- _RECORDS TO PROCESS_
<<<<

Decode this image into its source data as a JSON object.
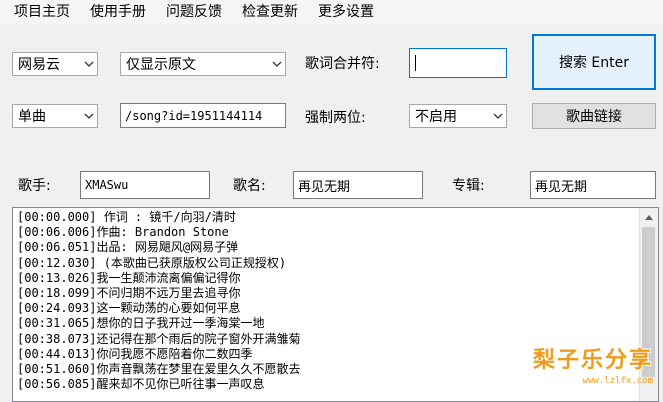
{
  "menu": [
    "项目主页",
    "使用手册",
    "问题反馈",
    "检查更新",
    "更多设置"
  ],
  "source_select": "网易云",
  "display_select": "仅显示原文",
  "merge_label": "歌词合并符:",
  "merge_value": "",
  "search_button": "搜索 Enter",
  "type_select": "单曲",
  "url_value": "/song?id=1951144114",
  "force_label": "强制两位:",
  "force_select": "不启用",
  "song_link_button": "歌曲链接",
  "singer_label": "歌手:",
  "singer_value": "XMASwu",
  "name_label": "歌名:",
  "name_value": "再见无期",
  "album_label": "专辑:",
  "album_value": "再见无期",
  "lyrics": [
    "[00:00.000] 作词 : 镜千/向羽/清时",
    "[00:06.006]作曲:  Brandon Stone",
    "[00:06.051]出品: 网易飓风@网易子弹",
    "[00:12.030] (本歌曲已获原版权公司正规授权)",
    "[00:13.026]我一生颠沛流离偏偏记得你",
    "[00:18.099]不问归期不远万里去追寻你",
    "[00:24.093]这一颗动荡的心要如何平息",
    "[00:31.065]想你的日子我开过一季海棠一地",
    "[00:38.073]还记得在那个雨后的院子窗外开满雏菊",
    "[00:44.013]你问我愿不愿陪着你二数四季",
    "[00:51.060]你声音飘荡在梦里在爱里久久不愿散去",
    "[00:56.085]醒来却不见你已听往事一声叹息"
  ],
  "watermark": {
    "title": "梨子乐分享",
    "url": "www.lzlfx.com"
  },
  "colors": {
    "accent": "#0078d7",
    "watermark": "#f09a1a"
  }
}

>>>>

- _STATED PROBLEM_
Copy the listing in full and without alteration, omitting every picture.

- _REPLY TO THE EXERCISE_
Decode this image into its source data as a JSON object.
{
  "menu": [
    "项目主页",
    "使用手册",
    "问题反馈",
    "检查更新",
    "更多设置"
  ],
  "source_select": "网易云",
  "display_select": "仅显示原文",
  "merge_label": "歌词合并符:",
  "merge_value": "",
  "search_button": "搜索 Enter",
  "type_select": "单曲",
  "url_value": "/song?id=1951144114",
  "force_label": "强制两位:",
  "force_select": "不启用",
  "song_link_button": "歌曲链接",
  "singer_label": "歌手:",
  "singer_value": "XMASwu",
  "name_label": "歌名:",
  "name_value": "再见无期",
  "album_label": "专辑:",
  "album_value": "再见无期",
  "lyrics": [
    "[00:00.000] 作词 : 镜千/向羽/清时",
    "[00:06.006]作曲:  Brandon Stone",
    "[00:06.051]出品: 网易飓风@网易子弹",
    "[00:12.030] (本歌曲已获原版权公司正规授权)",
    "[00:13.026]我一生颠沛流离偏偏记得你",
    "[00:18.099]不问归期不远万里去追寻你",
    "[00:24.093]这一颗动荡的心要如何平息",
    "[00:31.065]想你的日子我开过一季海棠一地",
    "[00:38.073]还记得在那个雨后的院子窗外开满雏菊",
    "[00:44.013]你问我愿不愿陪着你二数四季",
    "[00:51.060]你声音飘荡在梦里在爱里久久不愿散去",
    "[00:56.085]醒来却不见你已听往事一声叹息"
  ],
  "watermark": {
    "title": "梨子乐分享",
    "url": "www.lzlfx.com"
  },
  "colors": {
    "accent": "#0078d7",
    "watermark": "#f09a1a"
  }
}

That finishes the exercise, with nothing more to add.